▶ **Exercise description**:
Pull out from the material below all lines with "origin".

▶ **Data listing**:
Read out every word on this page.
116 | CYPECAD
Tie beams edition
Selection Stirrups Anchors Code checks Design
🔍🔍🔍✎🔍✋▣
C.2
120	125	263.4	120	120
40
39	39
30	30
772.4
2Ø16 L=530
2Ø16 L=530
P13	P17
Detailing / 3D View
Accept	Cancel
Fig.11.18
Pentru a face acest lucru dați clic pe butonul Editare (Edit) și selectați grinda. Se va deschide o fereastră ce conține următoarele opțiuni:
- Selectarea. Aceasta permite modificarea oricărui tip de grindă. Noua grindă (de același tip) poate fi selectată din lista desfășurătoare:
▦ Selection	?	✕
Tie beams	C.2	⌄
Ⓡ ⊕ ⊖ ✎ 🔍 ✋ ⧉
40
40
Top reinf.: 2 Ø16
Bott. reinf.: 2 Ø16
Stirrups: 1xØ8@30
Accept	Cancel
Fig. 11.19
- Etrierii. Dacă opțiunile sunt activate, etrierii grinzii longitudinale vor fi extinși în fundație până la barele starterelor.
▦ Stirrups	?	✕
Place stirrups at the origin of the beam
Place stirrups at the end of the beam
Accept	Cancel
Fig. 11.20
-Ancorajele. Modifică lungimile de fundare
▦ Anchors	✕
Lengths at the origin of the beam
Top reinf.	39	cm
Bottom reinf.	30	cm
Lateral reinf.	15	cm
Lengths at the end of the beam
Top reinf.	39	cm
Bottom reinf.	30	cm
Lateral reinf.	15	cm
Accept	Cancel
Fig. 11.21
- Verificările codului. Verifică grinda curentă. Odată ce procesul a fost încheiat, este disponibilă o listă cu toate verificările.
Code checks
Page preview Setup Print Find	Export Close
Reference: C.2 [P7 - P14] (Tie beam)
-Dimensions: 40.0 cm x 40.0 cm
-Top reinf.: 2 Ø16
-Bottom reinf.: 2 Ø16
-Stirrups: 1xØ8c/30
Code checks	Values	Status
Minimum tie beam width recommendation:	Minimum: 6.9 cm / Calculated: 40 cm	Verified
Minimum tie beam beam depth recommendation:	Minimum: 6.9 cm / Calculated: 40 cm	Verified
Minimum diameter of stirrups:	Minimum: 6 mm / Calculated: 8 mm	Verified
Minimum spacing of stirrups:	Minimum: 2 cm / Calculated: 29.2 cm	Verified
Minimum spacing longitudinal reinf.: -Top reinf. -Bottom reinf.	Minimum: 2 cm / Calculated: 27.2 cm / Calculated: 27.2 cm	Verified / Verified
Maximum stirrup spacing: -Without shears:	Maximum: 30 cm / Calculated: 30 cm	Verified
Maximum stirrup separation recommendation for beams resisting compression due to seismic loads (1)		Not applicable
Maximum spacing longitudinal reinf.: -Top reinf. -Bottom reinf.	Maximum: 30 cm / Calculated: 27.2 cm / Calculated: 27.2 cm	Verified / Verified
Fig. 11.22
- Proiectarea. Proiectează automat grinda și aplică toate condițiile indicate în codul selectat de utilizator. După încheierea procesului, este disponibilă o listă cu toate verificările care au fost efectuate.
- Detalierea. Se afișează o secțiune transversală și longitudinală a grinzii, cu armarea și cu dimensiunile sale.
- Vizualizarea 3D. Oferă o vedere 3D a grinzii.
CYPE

--

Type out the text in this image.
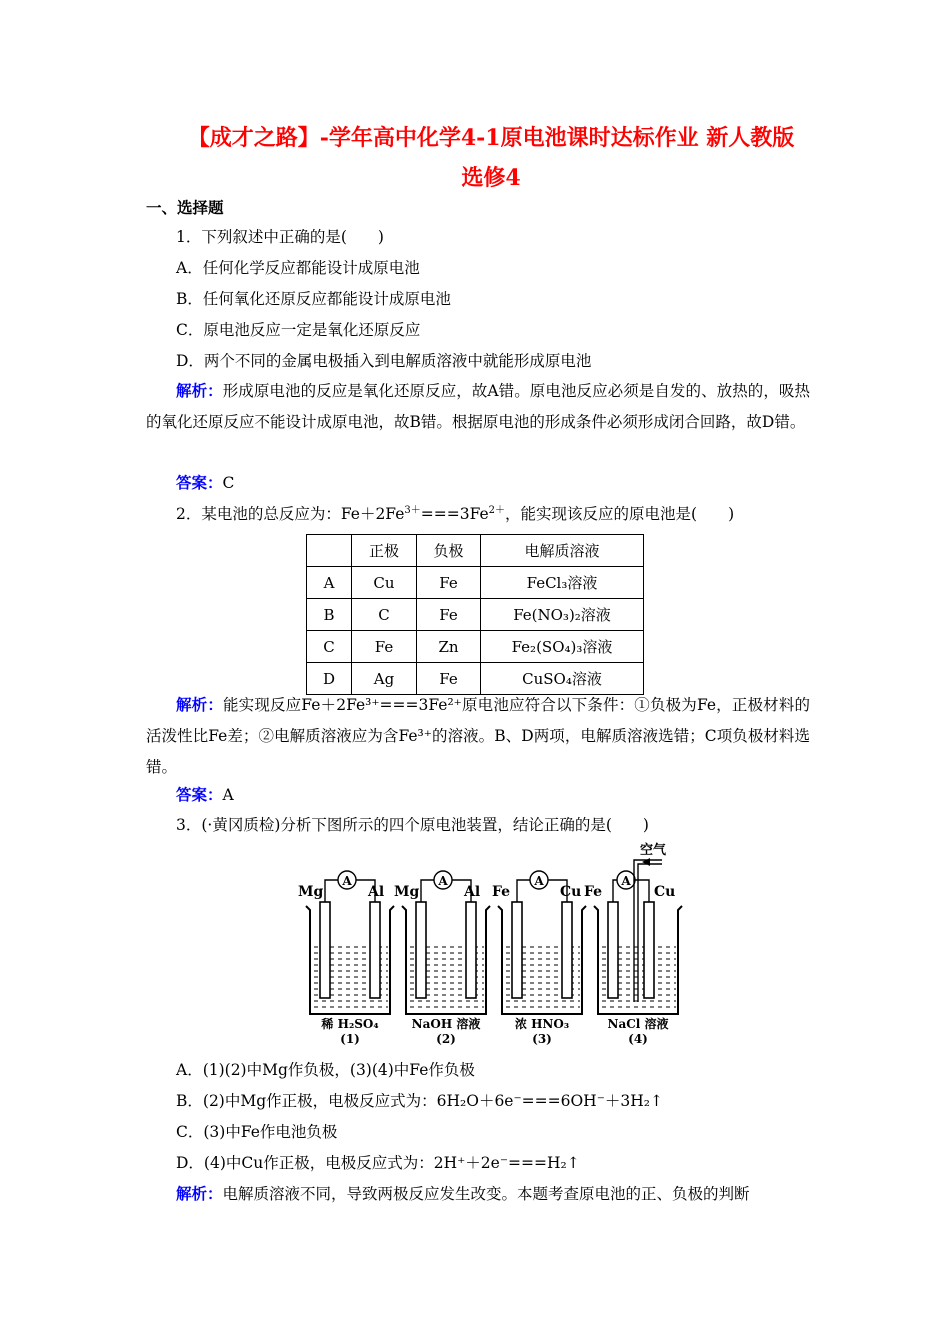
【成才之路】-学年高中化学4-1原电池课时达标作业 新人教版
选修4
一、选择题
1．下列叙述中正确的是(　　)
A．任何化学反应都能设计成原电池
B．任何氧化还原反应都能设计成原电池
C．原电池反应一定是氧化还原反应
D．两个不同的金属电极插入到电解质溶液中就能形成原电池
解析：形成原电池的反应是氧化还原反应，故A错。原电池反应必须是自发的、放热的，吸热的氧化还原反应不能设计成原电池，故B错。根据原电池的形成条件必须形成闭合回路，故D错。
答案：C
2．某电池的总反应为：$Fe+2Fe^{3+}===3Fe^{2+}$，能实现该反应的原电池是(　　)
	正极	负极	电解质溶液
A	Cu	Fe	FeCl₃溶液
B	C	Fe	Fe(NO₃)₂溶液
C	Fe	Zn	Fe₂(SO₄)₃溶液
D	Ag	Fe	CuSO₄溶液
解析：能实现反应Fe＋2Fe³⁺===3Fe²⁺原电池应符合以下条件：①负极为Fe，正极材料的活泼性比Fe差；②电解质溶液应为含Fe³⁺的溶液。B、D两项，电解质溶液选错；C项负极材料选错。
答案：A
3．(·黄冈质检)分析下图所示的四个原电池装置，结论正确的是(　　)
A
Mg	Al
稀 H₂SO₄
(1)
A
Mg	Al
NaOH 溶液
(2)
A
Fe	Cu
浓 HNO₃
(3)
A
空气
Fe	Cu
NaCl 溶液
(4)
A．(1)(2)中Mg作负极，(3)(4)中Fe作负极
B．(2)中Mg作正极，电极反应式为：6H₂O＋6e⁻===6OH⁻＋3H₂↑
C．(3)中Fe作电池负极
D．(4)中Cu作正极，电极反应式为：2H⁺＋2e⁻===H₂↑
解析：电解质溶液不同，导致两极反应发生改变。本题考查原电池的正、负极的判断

▶ **Written solution**:
Place stirrups at the origin of the beam
Lengths at the origin of the beam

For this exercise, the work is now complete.